◆ Exercise brief ◆
Each line of the data that includes the string "JSON" is to be copied out.

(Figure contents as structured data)
^^^^

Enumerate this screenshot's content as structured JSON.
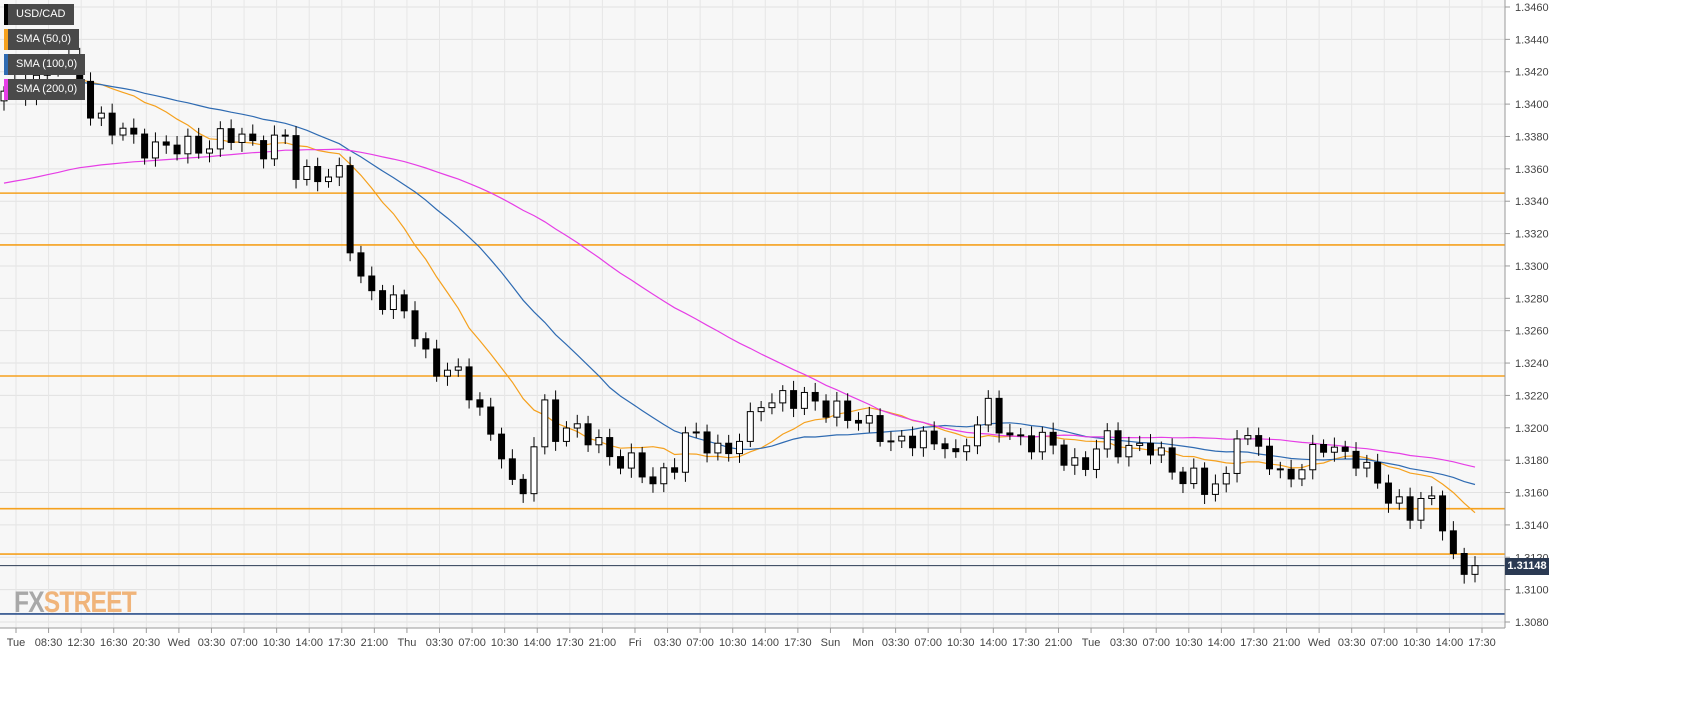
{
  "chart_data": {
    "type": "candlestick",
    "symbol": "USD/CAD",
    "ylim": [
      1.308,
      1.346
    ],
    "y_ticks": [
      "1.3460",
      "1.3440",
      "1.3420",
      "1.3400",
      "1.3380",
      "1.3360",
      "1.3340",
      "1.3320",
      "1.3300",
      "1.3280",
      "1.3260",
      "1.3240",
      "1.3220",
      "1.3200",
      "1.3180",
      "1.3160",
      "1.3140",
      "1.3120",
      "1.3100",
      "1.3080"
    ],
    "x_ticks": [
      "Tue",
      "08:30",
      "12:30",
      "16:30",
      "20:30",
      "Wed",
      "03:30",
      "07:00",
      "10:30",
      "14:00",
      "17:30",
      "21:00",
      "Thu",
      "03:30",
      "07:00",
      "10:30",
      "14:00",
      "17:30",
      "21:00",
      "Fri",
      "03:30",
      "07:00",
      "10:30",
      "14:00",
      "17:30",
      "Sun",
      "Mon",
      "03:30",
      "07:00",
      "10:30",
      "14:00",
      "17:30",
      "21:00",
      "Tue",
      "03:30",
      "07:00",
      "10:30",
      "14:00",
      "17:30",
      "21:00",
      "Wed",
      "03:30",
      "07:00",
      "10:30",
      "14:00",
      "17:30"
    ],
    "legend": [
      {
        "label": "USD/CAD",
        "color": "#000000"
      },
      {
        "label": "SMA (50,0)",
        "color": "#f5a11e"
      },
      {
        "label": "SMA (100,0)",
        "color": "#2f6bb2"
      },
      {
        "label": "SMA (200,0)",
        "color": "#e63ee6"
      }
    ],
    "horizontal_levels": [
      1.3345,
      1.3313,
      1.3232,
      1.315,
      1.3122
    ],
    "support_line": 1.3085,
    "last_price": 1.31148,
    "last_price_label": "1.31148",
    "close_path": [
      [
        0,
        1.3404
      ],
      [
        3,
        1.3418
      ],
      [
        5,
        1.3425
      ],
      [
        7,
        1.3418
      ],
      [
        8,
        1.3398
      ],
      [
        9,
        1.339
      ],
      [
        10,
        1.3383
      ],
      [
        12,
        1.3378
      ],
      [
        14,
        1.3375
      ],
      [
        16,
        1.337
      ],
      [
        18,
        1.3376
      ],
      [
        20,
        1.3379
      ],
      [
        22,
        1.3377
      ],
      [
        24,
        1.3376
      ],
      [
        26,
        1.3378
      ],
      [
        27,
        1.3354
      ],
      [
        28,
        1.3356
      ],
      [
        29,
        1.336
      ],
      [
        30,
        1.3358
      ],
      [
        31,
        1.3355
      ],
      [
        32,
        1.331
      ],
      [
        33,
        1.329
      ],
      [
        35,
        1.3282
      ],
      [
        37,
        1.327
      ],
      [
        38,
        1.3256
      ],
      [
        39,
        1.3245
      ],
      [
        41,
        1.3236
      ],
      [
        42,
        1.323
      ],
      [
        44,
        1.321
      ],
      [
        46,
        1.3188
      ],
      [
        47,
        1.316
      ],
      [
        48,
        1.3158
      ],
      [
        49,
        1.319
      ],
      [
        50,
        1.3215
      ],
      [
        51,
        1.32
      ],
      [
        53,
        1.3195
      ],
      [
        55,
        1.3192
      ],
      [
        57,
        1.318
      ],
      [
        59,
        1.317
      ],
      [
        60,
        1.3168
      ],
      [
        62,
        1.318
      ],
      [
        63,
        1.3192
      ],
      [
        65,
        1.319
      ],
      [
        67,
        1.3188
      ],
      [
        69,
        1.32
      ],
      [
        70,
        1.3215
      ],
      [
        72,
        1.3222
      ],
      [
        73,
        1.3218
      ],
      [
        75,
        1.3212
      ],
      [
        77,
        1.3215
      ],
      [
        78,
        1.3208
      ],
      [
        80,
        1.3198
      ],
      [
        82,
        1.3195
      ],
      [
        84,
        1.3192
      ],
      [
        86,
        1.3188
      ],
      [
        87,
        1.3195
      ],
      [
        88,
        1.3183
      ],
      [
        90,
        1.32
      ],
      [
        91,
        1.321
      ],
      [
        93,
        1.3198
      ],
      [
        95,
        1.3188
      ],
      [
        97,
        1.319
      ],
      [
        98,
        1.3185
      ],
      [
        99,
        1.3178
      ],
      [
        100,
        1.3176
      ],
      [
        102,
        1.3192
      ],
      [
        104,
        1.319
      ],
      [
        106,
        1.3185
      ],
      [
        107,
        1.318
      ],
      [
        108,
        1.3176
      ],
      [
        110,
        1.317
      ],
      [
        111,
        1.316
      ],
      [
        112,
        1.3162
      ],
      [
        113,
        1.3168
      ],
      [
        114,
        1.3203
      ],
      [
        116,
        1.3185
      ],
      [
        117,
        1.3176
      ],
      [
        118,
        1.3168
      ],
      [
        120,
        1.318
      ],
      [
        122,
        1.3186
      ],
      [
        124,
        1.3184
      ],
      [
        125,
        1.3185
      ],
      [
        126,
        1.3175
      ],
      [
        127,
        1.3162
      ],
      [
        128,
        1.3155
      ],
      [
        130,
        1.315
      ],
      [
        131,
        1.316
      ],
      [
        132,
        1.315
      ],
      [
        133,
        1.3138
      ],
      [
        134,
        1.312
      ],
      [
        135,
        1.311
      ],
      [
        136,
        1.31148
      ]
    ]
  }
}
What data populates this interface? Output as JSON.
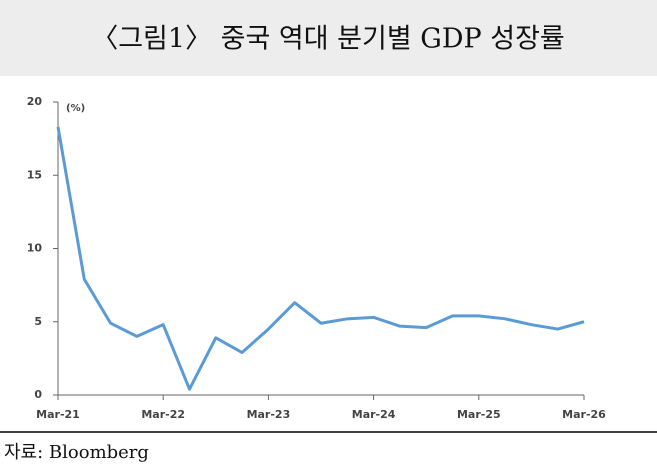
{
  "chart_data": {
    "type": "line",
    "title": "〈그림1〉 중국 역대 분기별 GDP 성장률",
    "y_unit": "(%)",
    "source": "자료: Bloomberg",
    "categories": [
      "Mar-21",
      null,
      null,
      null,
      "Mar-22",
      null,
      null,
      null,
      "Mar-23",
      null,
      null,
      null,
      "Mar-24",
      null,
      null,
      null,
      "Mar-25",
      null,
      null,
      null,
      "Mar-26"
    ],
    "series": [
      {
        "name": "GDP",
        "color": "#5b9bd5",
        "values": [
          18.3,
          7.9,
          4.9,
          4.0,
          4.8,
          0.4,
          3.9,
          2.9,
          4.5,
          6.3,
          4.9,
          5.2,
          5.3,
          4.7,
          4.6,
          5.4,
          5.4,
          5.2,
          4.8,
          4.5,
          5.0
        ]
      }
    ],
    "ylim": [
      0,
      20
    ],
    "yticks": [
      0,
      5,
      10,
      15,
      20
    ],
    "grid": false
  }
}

^^^^

◆ Result ◆
Enumerate this screenshot's content as structured JSON.
What data populates this interface? Output as JSON.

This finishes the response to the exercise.